* [DATASET ENTRIES]:
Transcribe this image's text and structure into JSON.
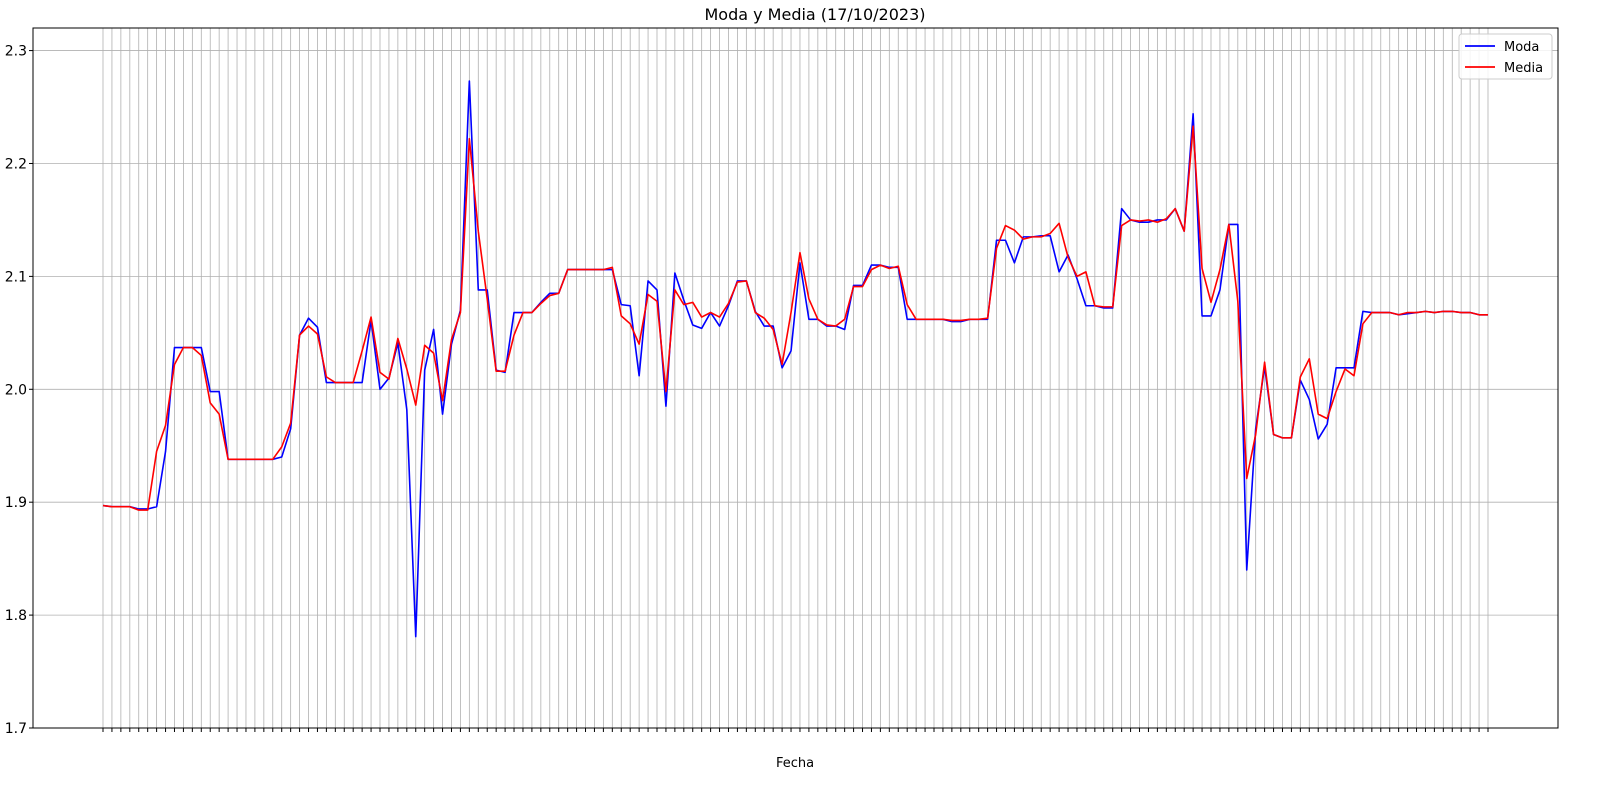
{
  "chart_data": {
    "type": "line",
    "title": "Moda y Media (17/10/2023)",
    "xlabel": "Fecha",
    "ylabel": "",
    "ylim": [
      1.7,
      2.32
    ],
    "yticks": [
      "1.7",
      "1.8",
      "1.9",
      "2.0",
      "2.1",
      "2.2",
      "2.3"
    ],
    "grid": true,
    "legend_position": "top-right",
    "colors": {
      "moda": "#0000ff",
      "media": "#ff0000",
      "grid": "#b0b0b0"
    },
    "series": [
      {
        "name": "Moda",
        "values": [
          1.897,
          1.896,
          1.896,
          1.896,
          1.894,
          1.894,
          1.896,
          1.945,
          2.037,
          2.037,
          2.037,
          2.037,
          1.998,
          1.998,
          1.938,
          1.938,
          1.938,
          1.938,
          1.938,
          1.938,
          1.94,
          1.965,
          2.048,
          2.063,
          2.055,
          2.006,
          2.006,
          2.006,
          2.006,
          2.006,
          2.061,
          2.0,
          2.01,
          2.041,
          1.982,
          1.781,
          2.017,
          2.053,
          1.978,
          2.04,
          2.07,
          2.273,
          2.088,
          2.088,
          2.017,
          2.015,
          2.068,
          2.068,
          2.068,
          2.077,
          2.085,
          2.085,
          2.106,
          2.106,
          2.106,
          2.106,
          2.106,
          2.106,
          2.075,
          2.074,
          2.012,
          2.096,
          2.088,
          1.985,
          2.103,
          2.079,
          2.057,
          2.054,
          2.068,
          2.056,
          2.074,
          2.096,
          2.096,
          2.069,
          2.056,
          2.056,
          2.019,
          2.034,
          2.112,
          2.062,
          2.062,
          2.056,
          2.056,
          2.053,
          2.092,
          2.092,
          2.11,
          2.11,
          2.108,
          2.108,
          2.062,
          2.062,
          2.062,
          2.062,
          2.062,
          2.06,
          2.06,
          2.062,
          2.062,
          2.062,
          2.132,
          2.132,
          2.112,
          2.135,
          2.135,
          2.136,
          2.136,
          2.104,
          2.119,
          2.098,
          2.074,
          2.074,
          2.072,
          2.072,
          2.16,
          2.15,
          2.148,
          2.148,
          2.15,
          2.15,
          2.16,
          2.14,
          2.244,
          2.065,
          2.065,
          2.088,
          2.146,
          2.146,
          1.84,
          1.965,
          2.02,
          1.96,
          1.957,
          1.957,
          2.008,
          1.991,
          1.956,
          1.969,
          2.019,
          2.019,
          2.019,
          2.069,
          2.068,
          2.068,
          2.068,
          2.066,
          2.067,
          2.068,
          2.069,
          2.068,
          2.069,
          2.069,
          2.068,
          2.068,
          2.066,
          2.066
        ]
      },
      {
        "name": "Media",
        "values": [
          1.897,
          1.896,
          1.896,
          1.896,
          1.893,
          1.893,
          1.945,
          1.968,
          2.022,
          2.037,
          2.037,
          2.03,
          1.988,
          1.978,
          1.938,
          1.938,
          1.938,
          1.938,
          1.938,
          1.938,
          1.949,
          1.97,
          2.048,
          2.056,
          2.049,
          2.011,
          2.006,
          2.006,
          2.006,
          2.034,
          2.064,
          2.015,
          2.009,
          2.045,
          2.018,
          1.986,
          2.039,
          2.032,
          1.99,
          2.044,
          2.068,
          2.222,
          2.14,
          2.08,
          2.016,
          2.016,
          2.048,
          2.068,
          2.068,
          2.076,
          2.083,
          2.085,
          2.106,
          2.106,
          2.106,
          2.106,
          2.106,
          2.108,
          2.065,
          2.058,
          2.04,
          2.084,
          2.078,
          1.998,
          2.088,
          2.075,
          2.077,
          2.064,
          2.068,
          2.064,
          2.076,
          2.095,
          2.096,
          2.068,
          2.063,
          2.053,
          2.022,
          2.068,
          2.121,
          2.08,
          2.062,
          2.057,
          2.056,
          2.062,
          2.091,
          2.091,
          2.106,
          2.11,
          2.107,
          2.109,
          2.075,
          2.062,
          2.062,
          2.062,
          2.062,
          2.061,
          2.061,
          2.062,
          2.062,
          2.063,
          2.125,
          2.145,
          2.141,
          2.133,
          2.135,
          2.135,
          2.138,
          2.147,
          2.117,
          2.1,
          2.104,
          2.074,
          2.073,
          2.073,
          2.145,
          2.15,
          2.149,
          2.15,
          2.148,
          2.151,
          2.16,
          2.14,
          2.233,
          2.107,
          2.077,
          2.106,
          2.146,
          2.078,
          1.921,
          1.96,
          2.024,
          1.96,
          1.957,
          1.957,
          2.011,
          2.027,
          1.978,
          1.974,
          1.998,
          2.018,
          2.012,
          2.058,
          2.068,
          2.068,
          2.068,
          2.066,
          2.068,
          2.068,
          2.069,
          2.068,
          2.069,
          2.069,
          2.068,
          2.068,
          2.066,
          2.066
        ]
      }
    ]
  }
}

* [THE TASK]: Write the records out once more, exactly as they appear, with no pictures.

* [TASK OUTPUT]:
Transcribe this image's text and structure into JSON.
{
  "chart_data": {
    "type": "line",
    "title": "Moda y Media (17/10/2023)",
    "xlabel": "Fecha",
    "ylabel": "",
    "ylim": [
      1.7,
      2.32
    ],
    "yticks": [
      "1.7",
      "1.8",
      "1.9",
      "2.0",
      "2.1",
      "2.2",
      "2.3"
    ],
    "grid": true,
    "legend_position": "top-right",
    "colors": {
      "moda": "#0000ff",
      "media": "#ff0000",
      "grid": "#b0b0b0"
    },
    "series": [
      {
        "name": "Moda",
        "values": [
          1.897,
          1.896,
          1.896,
          1.896,
          1.894,
          1.894,
          1.896,
          1.945,
          2.037,
          2.037,
          2.037,
          2.037,
          1.998,
          1.998,
          1.938,
          1.938,
          1.938,
          1.938,
          1.938,
          1.938,
          1.94,
          1.965,
          2.048,
          2.063,
          2.055,
          2.006,
          2.006,
          2.006,
          2.006,
          2.006,
          2.061,
          2.0,
          2.01,
          2.041,
          1.982,
          1.781,
          2.017,
          2.053,
          1.978,
          2.04,
          2.07,
          2.273,
          2.088,
          2.088,
          2.017,
          2.015,
          2.068,
          2.068,
          2.068,
          2.077,
          2.085,
          2.085,
          2.106,
          2.106,
          2.106,
          2.106,
          2.106,
          2.106,
          2.075,
          2.074,
          2.012,
          2.096,
          2.088,
          1.985,
          2.103,
          2.079,
          2.057,
          2.054,
          2.068,
          2.056,
          2.074,
          2.096,
          2.096,
          2.069,
          2.056,
          2.056,
          2.019,
          2.034,
          2.112,
          2.062,
          2.062,
          2.056,
          2.056,
          2.053,
          2.092,
          2.092,
          2.11,
          2.11,
          2.108,
          2.108,
          2.062,
          2.062,
          2.062,
          2.062,
          2.062,
          2.06,
          2.06,
          2.062,
          2.062,
          2.062,
          2.132,
          2.132,
          2.112,
          2.135,
          2.135,
          2.136,
          2.136,
          2.104,
          2.119,
          2.098,
          2.074,
          2.074,
          2.072,
          2.072,
          2.16,
          2.15,
          2.148,
          2.148,
          2.15,
          2.15,
          2.16,
          2.14,
          2.244,
          2.065,
          2.065,
          2.088,
          2.146,
          2.146,
          1.84,
          1.965,
          2.02,
          1.96,
          1.957,
          1.957,
          2.008,
          1.991,
          1.956,
          1.969,
          2.019,
          2.019,
          2.019,
          2.069,
          2.068,
          2.068,
          2.068,
          2.066,
          2.067,
          2.068,
          2.069,
          2.068,
          2.069,
          2.069,
          2.068,
          2.068,
          2.066,
          2.066
        ]
      },
      {
        "name": "Media",
        "values": [
          1.897,
          1.896,
          1.896,
          1.896,
          1.893,
          1.893,
          1.945,
          1.968,
          2.022,
          2.037,
          2.037,
          2.03,
          1.988,
          1.978,
          1.938,
          1.938,
          1.938,
          1.938,
          1.938,
          1.938,
          1.949,
          1.97,
          2.048,
          2.056,
          2.049,
          2.011,
          2.006,
          2.006,
          2.006,
          2.034,
          2.064,
          2.015,
          2.009,
          2.045,
          2.018,
          1.986,
          2.039,
          2.032,
          1.99,
          2.044,
          2.068,
          2.222,
          2.14,
          2.08,
          2.016,
          2.016,
          2.048,
          2.068,
          2.068,
          2.076,
          2.083,
          2.085,
          2.106,
          2.106,
          2.106,
          2.106,
          2.106,
          2.108,
          2.065,
          2.058,
          2.04,
          2.084,
          2.078,
          1.998,
          2.088,
          2.075,
          2.077,
          2.064,
          2.068,
          2.064,
          2.076,
          2.095,
          2.096,
          2.068,
          2.063,
          2.053,
          2.022,
          2.068,
          2.121,
          2.08,
          2.062,
          2.057,
          2.056,
          2.062,
          2.091,
          2.091,
          2.106,
          2.11,
          2.107,
          2.109,
          2.075,
          2.062,
          2.062,
          2.062,
          2.062,
          2.061,
          2.061,
          2.062,
          2.062,
          2.063,
          2.125,
          2.145,
          2.141,
          2.133,
          2.135,
          2.135,
          2.138,
          2.147,
          2.117,
          2.1,
          2.104,
          2.074,
          2.073,
          2.073,
          2.145,
          2.15,
          2.149,
          2.15,
          2.148,
          2.151,
          2.16,
          2.14,
          2.233,
          2.107,
          2.077,
          2.106,
          2.146,
          2.078,
          1.921,
          1.96,
          2.024,
          1.96,
          1.957,
          1.957,
          2.011,
          2.027,
          1.978,
          1.974,
          1.998,
          2.018,
          2.012,
          2.058,
          2.068,
          2.068,
          2.068,
          2.066,
          2.068,
          2.068,
          2.069,
          2.068,
          2.069,
          2.069,
          2.068,
          2.068,
          2.066,
          2.066
        ]
      }
    ]
  }
}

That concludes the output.